## GIVEN EXERCISE
Search the material below for the word "subtitle" and copy every line in which it occurs.

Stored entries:
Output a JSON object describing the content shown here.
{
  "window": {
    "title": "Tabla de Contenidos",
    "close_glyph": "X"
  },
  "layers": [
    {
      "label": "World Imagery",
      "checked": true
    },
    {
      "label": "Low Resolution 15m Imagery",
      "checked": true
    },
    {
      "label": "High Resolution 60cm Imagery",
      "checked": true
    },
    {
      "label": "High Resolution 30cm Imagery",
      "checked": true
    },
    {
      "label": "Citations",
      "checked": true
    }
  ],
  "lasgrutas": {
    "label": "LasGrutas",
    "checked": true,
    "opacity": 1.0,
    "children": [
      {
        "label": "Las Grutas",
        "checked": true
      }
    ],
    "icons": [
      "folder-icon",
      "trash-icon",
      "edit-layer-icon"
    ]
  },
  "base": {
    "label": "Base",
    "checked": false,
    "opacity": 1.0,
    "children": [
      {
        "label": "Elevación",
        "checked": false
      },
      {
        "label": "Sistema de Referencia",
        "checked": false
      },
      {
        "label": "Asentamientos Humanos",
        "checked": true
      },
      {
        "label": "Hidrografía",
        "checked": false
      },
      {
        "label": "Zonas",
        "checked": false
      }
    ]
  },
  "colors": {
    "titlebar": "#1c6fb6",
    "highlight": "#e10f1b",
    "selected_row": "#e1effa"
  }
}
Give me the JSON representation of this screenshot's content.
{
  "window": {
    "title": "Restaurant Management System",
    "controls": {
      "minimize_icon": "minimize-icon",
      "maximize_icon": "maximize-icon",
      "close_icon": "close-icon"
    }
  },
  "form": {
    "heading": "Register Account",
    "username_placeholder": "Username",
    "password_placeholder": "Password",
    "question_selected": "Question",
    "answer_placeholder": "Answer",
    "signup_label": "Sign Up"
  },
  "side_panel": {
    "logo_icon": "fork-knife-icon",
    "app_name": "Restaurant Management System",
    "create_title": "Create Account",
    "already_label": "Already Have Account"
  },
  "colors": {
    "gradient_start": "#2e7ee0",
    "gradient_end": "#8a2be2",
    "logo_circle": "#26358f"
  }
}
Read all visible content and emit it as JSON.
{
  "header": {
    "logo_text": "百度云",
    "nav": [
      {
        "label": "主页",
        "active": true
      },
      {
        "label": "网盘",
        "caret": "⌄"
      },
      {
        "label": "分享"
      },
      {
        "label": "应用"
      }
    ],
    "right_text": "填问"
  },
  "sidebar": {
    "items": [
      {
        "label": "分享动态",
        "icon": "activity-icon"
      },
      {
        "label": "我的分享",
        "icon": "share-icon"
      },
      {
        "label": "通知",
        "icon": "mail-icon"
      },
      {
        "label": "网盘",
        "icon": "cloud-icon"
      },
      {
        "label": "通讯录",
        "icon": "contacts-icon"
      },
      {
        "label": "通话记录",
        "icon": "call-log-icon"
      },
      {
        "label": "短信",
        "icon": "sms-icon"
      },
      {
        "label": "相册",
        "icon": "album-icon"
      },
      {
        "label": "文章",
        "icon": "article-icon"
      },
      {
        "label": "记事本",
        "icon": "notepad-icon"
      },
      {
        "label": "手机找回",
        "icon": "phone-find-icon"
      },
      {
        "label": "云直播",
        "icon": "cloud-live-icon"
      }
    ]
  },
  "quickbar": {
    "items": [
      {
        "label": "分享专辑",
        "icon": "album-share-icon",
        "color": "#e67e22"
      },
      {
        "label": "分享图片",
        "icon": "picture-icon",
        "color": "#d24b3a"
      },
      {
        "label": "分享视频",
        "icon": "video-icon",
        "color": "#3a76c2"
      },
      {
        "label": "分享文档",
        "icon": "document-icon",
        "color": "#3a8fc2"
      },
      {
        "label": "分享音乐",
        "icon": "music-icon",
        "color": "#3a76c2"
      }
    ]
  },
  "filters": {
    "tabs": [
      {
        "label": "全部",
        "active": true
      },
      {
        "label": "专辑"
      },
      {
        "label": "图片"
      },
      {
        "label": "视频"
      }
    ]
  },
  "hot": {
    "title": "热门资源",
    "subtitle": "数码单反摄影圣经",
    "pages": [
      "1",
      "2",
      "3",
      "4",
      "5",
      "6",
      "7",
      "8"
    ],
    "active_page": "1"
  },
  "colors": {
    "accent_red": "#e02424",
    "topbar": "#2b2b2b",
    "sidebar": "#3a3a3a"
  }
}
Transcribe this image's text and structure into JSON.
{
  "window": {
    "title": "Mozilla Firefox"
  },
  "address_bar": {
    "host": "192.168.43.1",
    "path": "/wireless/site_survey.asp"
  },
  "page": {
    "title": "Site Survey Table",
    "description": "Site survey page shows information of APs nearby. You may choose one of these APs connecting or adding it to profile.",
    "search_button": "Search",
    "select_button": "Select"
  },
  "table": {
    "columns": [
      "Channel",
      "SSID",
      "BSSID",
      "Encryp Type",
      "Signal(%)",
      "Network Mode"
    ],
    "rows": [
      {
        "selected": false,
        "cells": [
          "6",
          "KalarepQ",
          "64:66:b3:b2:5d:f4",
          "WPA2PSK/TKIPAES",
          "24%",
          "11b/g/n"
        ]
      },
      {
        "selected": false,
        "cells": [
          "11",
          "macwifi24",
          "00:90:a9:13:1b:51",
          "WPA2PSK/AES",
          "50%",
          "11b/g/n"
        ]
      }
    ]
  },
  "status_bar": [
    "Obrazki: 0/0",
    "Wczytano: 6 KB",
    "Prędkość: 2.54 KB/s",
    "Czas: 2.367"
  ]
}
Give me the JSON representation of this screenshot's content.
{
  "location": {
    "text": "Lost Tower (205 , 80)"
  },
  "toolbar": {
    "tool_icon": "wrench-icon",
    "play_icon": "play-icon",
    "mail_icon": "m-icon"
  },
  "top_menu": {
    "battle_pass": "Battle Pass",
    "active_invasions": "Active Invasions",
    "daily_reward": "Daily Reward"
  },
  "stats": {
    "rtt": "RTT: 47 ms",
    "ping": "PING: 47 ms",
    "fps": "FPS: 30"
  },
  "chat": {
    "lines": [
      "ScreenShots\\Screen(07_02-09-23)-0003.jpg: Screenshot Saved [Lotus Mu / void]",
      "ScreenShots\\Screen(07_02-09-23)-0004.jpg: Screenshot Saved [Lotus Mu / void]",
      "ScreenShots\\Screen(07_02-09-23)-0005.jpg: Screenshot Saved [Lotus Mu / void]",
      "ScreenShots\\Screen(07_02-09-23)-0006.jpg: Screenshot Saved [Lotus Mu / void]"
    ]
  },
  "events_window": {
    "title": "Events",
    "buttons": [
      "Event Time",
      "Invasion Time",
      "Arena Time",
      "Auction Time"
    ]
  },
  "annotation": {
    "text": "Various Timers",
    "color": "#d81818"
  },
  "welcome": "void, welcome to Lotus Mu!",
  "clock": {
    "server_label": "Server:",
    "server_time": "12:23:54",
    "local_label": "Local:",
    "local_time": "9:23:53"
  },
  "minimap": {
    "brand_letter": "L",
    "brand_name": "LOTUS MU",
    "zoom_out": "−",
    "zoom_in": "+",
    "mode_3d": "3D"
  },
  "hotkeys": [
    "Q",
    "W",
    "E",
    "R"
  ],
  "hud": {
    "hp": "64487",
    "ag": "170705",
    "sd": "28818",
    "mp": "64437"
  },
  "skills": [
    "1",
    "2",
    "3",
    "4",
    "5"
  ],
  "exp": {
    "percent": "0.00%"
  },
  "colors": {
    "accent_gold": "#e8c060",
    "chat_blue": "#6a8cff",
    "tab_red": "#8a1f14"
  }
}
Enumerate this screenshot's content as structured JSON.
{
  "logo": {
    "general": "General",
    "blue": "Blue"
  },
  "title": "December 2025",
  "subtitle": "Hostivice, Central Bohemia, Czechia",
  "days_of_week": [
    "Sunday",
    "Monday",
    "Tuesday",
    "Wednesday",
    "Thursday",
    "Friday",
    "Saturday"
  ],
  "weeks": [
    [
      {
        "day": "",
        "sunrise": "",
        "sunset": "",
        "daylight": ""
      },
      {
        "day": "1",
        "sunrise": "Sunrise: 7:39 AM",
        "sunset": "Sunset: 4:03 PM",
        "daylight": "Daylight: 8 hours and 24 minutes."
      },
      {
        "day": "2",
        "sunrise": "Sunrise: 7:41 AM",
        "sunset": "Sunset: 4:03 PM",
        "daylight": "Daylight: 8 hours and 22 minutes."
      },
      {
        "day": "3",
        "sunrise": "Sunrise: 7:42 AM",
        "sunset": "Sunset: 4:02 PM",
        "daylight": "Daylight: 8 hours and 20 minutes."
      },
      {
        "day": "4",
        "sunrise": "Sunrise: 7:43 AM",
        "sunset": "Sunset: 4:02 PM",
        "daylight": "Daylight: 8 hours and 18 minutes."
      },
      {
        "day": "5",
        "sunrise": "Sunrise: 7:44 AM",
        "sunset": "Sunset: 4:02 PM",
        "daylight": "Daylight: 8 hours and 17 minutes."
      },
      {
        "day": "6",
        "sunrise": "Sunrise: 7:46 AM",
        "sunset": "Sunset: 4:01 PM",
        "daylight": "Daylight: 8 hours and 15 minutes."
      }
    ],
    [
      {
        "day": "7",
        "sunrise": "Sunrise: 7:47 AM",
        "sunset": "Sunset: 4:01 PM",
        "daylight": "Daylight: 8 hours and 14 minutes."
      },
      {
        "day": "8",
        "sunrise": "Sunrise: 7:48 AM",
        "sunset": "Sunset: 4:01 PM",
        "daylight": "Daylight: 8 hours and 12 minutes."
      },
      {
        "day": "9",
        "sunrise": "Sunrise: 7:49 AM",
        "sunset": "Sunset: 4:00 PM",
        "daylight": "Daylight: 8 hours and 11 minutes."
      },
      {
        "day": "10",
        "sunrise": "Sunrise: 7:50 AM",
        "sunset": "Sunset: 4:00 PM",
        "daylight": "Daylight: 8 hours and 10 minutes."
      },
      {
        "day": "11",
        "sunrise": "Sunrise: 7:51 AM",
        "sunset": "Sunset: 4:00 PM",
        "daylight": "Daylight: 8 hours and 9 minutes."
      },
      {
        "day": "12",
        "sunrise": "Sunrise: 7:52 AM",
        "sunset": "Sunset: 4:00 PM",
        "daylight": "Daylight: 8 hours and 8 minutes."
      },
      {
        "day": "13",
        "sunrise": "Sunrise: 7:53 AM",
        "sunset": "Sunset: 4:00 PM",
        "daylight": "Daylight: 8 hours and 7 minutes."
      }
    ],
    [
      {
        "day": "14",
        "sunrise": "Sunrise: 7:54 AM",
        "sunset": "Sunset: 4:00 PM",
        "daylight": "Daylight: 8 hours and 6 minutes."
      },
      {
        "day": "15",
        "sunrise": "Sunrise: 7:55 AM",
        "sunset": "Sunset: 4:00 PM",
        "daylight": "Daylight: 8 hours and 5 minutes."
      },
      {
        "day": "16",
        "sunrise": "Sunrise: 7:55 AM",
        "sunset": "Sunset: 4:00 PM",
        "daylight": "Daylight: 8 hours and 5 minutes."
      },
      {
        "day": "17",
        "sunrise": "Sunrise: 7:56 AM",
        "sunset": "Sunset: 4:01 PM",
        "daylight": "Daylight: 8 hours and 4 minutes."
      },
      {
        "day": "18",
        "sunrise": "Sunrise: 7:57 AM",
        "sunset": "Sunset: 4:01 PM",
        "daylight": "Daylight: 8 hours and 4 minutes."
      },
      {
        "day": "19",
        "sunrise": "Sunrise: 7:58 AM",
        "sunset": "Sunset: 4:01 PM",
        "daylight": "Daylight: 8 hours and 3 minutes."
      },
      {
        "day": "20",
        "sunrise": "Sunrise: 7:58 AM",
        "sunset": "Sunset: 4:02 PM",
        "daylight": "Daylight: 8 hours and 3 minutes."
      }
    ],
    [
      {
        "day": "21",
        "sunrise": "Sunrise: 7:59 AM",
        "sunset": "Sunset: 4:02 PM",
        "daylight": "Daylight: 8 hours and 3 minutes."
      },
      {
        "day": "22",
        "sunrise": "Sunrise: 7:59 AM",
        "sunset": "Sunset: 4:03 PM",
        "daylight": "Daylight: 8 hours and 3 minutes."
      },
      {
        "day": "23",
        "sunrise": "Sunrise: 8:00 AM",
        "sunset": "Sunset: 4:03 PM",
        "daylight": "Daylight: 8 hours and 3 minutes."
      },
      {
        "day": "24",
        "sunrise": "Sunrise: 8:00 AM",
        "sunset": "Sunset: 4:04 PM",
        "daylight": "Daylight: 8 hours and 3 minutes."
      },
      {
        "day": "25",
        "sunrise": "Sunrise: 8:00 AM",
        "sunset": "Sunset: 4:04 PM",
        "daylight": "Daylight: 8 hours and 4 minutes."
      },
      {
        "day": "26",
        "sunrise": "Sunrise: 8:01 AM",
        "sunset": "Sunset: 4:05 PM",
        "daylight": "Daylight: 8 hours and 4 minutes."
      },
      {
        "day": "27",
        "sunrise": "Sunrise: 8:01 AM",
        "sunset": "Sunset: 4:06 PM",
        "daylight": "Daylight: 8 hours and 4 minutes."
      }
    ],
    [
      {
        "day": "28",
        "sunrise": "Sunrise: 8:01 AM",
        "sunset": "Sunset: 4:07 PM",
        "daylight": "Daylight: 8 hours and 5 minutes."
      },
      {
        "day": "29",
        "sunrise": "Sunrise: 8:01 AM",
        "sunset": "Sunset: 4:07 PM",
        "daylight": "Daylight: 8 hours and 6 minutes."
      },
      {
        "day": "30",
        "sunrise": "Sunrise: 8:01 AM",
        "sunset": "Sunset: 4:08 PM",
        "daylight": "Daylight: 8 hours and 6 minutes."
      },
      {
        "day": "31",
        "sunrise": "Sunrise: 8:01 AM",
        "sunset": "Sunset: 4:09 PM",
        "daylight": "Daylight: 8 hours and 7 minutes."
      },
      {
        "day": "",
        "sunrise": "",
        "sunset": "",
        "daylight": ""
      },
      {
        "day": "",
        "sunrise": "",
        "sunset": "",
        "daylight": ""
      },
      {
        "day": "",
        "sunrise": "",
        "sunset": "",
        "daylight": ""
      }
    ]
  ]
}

## SOLUTION TO THIS EXERCISE
    "subtitle": "数码单反摄影圣经",
  "subtitle": "Hostivice, Central Bohemia, Czechia",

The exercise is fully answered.